(Records about charts and figures)
====

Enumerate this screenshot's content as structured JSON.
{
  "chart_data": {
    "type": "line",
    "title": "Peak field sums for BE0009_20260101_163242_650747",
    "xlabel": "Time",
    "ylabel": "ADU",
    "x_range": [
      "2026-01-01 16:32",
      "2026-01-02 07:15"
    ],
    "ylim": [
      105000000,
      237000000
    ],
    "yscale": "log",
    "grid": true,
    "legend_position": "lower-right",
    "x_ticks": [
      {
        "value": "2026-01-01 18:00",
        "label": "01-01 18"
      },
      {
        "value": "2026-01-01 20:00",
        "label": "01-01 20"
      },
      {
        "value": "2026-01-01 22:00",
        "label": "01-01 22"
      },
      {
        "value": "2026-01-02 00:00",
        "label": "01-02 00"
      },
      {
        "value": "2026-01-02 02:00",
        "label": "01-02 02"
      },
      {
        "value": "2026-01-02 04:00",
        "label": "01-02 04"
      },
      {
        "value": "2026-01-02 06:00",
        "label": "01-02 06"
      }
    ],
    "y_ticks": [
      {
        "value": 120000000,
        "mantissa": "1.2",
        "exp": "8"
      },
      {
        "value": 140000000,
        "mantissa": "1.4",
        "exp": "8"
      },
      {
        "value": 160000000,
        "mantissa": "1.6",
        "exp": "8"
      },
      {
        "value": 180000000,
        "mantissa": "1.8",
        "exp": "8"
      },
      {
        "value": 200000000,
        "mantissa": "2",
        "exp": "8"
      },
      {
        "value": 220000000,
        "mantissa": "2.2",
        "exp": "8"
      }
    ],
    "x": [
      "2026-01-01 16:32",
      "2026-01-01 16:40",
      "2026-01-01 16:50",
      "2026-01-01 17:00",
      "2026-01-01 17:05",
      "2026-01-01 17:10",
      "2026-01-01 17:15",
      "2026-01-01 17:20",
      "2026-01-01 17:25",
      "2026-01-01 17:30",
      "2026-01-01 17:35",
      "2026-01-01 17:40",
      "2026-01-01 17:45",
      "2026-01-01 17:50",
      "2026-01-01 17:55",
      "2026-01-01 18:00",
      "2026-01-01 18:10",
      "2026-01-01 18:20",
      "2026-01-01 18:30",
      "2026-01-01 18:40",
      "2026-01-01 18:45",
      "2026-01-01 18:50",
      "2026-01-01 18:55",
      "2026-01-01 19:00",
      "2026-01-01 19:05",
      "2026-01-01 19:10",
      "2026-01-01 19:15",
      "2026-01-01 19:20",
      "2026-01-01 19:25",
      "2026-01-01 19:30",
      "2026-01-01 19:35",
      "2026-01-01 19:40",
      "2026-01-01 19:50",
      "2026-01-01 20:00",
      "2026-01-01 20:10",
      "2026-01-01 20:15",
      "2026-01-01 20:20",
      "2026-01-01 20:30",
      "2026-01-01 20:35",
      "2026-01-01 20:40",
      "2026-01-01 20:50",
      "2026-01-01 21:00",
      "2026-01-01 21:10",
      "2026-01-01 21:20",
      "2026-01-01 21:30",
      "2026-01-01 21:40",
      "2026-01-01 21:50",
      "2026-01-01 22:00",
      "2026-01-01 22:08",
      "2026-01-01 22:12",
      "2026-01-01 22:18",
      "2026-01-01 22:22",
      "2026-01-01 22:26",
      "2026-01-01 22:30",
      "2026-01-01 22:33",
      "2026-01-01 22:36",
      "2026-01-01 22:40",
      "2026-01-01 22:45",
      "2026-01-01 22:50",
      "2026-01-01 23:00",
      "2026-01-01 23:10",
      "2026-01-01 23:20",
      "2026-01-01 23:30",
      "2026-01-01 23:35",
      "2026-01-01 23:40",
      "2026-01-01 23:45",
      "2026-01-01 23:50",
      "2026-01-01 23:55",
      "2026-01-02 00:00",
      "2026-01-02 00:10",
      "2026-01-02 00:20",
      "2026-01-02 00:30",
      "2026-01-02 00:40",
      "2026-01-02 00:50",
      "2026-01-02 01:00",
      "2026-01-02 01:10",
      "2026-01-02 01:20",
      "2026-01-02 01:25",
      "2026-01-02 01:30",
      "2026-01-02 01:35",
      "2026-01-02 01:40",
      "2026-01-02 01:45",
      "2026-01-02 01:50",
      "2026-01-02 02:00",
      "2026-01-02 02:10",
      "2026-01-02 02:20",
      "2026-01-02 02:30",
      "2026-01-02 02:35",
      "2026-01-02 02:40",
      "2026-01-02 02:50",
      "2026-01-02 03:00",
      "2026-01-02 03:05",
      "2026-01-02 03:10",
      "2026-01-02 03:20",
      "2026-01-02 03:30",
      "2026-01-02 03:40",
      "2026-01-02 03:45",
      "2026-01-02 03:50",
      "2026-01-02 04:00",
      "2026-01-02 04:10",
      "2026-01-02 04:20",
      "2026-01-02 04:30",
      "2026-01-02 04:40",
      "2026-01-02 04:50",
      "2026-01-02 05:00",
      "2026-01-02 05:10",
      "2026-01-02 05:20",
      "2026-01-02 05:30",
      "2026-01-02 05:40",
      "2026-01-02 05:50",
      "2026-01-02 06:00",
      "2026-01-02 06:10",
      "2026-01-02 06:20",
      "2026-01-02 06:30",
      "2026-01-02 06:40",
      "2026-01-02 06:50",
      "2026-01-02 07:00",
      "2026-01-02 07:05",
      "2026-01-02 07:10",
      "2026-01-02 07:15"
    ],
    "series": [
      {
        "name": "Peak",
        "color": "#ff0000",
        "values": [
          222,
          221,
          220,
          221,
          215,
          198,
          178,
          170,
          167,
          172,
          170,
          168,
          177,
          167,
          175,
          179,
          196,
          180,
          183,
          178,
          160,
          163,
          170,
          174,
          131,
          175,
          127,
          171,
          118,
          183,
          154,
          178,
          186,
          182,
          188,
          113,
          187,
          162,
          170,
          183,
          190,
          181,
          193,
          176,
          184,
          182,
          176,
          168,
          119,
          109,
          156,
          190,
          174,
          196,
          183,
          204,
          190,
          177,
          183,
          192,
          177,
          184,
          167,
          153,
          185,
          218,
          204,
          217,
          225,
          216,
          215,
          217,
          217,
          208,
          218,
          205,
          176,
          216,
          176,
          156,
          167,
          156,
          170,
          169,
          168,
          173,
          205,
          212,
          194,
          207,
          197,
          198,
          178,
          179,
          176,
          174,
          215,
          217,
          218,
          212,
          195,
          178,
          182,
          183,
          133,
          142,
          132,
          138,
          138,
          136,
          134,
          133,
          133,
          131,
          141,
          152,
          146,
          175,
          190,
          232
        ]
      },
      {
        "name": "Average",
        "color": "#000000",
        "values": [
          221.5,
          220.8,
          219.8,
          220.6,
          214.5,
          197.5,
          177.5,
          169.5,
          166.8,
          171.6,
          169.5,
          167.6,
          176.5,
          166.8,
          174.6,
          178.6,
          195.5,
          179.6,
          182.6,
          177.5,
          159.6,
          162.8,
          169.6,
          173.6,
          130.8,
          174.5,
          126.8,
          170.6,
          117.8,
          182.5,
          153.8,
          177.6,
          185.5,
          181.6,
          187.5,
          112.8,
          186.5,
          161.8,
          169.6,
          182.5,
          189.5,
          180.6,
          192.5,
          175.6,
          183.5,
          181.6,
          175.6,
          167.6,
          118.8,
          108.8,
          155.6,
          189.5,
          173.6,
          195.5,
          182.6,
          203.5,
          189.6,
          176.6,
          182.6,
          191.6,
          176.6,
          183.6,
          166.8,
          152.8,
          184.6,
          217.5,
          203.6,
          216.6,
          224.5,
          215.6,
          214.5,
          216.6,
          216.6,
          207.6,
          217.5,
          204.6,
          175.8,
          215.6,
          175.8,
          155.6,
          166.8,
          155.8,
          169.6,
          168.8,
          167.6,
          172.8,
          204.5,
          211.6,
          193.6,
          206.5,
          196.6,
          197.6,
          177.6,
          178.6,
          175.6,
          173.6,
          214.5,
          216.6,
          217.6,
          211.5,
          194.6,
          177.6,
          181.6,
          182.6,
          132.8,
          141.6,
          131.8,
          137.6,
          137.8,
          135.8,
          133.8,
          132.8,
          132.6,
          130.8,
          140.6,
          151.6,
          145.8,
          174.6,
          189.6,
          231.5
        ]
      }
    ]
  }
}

====

## TO DO
Show the lines where the word "mantissa" appears in the entries.

## SOLUTION TO THIS PROBLEM
        "mantissa": "1.2",
        "mantissa": "1.4",
        "mantissa": "1.6",
        "mantissa": "1.8",
        "mantissa": "2",
        "mantissa": "2.2",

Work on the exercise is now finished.